_PROBLEM TO WORK ON_. Copy verbatim the rows from the very first one through the line containing "85829R: 85819L 85829R: [72, 318, 110, 339]", including that line.

_EXERCISE INPUTS_.
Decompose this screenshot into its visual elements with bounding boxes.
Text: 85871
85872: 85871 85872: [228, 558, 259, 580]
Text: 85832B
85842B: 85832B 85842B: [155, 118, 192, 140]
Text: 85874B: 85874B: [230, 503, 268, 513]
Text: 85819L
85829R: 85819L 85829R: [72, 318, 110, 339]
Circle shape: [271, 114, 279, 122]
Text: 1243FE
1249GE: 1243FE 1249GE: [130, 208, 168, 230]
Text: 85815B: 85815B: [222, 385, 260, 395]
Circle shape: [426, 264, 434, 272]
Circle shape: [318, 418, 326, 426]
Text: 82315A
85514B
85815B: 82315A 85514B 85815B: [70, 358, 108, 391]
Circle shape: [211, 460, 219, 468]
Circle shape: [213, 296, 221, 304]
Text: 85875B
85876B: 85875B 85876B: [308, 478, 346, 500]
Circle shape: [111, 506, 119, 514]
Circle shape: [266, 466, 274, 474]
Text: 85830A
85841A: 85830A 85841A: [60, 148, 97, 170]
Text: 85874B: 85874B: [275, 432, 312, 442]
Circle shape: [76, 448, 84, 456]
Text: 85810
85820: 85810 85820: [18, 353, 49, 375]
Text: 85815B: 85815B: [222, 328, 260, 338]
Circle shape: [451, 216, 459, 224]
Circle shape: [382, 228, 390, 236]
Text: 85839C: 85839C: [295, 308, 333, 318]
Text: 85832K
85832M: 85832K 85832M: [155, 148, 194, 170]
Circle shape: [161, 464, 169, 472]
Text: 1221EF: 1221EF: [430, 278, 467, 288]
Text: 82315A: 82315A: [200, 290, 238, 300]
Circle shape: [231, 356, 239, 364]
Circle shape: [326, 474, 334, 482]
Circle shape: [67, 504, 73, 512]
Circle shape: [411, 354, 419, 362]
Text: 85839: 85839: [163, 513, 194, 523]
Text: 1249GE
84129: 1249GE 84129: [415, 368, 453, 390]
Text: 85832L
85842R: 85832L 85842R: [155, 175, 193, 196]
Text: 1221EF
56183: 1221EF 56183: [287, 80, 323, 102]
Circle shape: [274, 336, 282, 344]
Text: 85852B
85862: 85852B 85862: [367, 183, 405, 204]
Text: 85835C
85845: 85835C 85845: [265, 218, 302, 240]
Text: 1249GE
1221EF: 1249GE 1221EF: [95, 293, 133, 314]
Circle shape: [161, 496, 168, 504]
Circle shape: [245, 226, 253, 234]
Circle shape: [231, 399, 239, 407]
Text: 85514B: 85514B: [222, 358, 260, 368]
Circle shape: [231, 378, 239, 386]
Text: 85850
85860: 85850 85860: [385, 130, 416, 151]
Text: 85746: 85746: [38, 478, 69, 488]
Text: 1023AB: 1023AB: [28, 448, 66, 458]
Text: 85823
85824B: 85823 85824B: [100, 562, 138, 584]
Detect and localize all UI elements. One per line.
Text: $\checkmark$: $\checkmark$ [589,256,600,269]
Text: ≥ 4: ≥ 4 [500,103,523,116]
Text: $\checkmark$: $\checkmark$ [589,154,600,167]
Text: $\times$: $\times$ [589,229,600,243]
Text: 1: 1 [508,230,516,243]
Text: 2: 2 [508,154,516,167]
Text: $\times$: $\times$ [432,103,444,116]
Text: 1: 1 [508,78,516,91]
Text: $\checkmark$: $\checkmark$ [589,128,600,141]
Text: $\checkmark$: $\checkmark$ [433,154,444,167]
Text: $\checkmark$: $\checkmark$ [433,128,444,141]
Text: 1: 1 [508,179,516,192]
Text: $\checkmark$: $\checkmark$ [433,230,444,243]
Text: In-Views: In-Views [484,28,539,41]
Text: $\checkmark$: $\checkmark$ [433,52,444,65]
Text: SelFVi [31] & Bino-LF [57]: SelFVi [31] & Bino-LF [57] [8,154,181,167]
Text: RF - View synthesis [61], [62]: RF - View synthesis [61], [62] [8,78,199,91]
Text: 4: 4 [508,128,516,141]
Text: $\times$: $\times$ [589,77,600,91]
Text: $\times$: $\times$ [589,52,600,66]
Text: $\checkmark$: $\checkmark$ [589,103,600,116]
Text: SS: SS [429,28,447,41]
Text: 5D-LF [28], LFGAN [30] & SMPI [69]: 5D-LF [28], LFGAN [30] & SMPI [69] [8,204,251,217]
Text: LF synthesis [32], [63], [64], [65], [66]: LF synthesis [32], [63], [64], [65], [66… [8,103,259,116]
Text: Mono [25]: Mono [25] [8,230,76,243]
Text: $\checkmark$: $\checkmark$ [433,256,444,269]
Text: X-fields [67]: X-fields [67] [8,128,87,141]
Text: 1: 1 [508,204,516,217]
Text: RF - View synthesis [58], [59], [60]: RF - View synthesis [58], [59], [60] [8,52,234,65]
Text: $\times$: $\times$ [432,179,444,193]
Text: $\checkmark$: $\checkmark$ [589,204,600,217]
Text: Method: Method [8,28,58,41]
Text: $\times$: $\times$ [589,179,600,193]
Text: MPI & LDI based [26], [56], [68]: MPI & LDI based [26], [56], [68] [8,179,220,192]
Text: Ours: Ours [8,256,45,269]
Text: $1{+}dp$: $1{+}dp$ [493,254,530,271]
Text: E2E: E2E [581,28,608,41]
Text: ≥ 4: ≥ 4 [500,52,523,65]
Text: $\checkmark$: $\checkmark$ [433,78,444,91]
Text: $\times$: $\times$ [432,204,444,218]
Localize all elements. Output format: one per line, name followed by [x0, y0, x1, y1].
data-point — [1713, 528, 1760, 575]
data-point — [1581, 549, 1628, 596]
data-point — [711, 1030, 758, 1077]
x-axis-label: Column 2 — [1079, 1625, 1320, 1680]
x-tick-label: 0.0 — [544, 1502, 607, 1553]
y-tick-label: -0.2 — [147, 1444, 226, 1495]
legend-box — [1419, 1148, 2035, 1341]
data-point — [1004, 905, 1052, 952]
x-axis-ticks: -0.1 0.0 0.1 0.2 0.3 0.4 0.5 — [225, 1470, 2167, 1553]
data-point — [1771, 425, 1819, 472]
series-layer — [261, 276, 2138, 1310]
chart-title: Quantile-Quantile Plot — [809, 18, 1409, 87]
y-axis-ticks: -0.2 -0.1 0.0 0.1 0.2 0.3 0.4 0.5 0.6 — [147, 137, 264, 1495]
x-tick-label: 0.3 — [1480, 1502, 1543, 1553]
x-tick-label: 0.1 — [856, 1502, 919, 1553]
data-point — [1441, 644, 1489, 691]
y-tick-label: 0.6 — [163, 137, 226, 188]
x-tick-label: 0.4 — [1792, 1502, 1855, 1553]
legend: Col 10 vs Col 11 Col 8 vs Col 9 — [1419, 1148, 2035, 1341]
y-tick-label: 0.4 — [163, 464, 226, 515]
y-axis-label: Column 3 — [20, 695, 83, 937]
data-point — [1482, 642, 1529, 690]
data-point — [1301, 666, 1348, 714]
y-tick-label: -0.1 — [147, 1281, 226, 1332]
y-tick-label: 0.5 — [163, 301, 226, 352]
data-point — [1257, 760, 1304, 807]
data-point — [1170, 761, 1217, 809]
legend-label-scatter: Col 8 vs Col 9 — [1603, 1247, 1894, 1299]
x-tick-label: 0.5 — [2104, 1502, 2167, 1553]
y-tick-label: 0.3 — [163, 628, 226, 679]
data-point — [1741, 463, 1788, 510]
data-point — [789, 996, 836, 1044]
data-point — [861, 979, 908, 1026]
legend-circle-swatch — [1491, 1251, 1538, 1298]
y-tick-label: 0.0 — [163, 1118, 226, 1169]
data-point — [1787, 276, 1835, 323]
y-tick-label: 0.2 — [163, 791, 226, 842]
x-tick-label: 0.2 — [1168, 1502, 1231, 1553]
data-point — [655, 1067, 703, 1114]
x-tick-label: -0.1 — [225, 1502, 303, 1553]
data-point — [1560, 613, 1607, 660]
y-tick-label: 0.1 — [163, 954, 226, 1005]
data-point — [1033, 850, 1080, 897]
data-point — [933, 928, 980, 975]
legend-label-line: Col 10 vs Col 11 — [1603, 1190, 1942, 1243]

_REPLY TO THE TASK_.
Decompose this screenshot into its visual elements with bounding boxes.
Text: 85871
85872: 85871 85872: [228, 558, 259, 580]
Text: 85832B
85842B: 85832B 85842B: [155, 118, 192, 140]
Text: 85874B: 85874B: [230, 503, 268, 513]
Text: 85819L
85829R: 85819L 85829R: [72, 318, 110, 339]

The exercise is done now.